*Problem statement*.
Count the lines containing "degrees". Give the number alone.

*Data in this exercise*.
:::::
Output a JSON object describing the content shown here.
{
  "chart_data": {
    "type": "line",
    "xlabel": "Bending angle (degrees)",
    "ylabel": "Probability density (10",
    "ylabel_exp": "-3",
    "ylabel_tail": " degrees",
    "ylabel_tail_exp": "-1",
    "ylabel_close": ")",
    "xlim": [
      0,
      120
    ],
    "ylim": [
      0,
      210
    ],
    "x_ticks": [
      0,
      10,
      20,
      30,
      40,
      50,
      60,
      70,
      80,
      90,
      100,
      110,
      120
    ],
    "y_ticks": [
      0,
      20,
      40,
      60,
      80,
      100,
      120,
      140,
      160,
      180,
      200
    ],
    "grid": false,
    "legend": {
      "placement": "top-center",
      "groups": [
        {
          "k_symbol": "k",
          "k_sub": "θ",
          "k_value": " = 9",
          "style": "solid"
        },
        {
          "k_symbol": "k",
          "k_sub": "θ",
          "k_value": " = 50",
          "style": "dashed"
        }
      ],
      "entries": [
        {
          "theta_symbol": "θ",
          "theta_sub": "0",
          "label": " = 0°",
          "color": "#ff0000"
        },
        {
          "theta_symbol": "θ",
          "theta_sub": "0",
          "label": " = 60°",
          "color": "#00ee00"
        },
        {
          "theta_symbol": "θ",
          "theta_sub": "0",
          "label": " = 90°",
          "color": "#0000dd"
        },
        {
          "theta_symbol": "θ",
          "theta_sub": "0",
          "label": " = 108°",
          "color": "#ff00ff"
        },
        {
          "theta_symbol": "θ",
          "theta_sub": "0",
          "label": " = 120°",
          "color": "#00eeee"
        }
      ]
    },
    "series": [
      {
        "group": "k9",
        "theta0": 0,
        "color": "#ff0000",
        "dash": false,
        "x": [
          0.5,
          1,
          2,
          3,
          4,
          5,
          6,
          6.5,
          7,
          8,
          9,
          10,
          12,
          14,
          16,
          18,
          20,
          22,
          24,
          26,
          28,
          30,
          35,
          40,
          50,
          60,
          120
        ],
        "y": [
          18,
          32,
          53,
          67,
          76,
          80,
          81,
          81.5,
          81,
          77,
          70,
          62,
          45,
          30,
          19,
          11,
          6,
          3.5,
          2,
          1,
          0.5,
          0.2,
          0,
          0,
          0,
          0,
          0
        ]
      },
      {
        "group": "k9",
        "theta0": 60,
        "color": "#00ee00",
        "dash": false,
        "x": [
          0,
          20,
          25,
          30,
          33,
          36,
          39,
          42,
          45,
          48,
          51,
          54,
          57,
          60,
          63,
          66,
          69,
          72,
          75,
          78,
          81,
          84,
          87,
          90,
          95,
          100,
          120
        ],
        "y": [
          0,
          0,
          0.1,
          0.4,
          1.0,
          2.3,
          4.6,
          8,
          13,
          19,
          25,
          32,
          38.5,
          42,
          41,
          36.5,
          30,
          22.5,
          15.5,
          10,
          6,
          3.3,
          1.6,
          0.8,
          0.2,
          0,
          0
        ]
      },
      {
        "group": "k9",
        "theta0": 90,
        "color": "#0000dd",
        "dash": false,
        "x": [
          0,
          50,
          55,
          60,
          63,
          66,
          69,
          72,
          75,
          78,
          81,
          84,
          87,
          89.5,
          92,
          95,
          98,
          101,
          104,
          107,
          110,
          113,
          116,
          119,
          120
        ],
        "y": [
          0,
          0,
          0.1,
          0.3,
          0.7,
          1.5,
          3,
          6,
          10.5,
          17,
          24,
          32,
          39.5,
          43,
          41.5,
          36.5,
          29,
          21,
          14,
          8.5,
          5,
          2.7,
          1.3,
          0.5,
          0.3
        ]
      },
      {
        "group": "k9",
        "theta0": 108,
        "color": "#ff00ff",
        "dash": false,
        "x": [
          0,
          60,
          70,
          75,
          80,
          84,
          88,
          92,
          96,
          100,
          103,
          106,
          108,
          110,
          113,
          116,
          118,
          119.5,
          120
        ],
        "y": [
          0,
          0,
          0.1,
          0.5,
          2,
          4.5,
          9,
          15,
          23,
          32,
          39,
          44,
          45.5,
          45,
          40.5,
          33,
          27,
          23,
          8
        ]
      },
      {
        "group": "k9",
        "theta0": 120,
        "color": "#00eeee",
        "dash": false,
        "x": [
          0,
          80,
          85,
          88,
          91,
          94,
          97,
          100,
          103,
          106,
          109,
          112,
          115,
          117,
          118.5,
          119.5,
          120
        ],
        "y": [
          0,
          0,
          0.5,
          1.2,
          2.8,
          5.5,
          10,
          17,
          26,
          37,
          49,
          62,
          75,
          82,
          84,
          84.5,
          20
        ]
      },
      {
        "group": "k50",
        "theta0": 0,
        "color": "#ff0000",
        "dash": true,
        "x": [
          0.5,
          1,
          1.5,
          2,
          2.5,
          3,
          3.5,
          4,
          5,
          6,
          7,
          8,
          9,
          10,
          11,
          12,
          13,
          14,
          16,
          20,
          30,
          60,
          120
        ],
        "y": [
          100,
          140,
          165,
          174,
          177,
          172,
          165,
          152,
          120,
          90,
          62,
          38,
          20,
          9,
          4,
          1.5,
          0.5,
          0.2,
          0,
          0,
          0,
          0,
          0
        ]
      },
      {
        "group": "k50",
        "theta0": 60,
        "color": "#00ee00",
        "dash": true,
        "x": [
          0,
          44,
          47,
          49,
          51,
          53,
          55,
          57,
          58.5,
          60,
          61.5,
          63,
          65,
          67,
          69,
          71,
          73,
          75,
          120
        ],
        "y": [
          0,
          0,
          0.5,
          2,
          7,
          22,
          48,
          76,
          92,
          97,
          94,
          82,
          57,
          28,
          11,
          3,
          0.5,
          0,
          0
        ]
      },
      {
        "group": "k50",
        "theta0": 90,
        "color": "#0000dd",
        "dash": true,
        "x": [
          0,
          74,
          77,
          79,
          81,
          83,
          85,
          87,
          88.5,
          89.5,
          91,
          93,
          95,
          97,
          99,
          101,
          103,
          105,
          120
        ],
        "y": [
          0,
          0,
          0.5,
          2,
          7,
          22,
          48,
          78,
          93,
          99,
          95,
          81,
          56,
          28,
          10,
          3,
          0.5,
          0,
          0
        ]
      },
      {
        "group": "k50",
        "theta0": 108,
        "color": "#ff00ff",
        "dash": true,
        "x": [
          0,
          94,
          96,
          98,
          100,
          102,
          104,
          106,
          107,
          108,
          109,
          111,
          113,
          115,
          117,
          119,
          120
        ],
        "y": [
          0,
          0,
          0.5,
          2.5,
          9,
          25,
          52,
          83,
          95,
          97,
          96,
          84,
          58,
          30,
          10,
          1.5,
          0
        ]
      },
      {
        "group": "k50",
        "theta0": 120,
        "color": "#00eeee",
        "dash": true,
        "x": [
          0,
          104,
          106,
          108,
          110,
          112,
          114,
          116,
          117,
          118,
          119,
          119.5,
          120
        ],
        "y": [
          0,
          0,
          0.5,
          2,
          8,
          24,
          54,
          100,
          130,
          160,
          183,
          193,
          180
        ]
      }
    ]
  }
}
:::::
*Finished exercise*.
2